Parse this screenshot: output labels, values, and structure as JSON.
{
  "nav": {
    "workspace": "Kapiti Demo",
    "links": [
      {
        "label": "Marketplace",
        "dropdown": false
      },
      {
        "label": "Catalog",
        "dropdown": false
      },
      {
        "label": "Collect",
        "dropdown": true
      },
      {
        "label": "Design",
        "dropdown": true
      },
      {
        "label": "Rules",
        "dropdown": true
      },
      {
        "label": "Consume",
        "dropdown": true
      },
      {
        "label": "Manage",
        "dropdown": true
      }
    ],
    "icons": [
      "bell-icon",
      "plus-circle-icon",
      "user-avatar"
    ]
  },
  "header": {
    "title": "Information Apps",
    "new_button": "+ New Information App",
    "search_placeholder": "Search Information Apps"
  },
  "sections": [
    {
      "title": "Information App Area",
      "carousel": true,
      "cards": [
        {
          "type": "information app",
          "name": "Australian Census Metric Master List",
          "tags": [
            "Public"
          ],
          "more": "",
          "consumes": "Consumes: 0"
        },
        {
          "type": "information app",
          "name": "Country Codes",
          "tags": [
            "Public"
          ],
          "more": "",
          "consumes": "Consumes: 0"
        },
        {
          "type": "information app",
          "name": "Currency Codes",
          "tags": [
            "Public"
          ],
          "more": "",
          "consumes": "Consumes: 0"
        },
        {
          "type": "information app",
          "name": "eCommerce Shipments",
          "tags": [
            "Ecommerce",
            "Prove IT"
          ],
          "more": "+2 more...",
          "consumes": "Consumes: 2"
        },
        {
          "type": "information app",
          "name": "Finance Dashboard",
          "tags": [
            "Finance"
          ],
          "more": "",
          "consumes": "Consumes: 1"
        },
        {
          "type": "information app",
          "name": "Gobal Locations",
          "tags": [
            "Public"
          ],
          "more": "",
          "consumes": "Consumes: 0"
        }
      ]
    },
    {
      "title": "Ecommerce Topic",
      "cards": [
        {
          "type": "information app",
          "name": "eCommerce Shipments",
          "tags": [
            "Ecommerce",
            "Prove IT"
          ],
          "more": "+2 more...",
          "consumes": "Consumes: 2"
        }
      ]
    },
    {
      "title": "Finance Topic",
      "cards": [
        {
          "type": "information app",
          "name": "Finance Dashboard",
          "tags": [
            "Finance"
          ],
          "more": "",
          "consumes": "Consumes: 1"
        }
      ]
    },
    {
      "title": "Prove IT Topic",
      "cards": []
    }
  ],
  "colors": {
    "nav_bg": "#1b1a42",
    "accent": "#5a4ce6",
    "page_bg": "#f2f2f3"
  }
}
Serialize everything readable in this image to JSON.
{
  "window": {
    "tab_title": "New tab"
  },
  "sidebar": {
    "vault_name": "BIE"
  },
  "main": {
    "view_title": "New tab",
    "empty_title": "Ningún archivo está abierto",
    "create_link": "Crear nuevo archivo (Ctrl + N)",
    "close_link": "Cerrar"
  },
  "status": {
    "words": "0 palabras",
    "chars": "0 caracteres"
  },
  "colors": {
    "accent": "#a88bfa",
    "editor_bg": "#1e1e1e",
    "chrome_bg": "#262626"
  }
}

● ● ●

▸ Short task:
Return the lines above, from the one containing "Serialize everything readable" to the end, exactly as they stand.

▸ Solution to the exercise:
Serialize everything readable in this image to JSON.
{
  "window": {
    "tab_title": "New tab"
  },
  "sidebar": {
    "vault_name": "BIE"
  },
  "main": {
    "view_title": "New tab",
    "empty_title": "Ningún archivo está abierto",
    "create_link": "Crear nuevo archivo (Ctrl + N)",
    "close_link": "Cerrar"
  },
  "status": {
    "words": "0 palabras",
    "chars": "0 caracteres"
  },
  "colors": {
    "accent": "#a88bfa",
    "editor_bg": "#1e1e1e",
    "chrome_bg": "#262626"
  }
}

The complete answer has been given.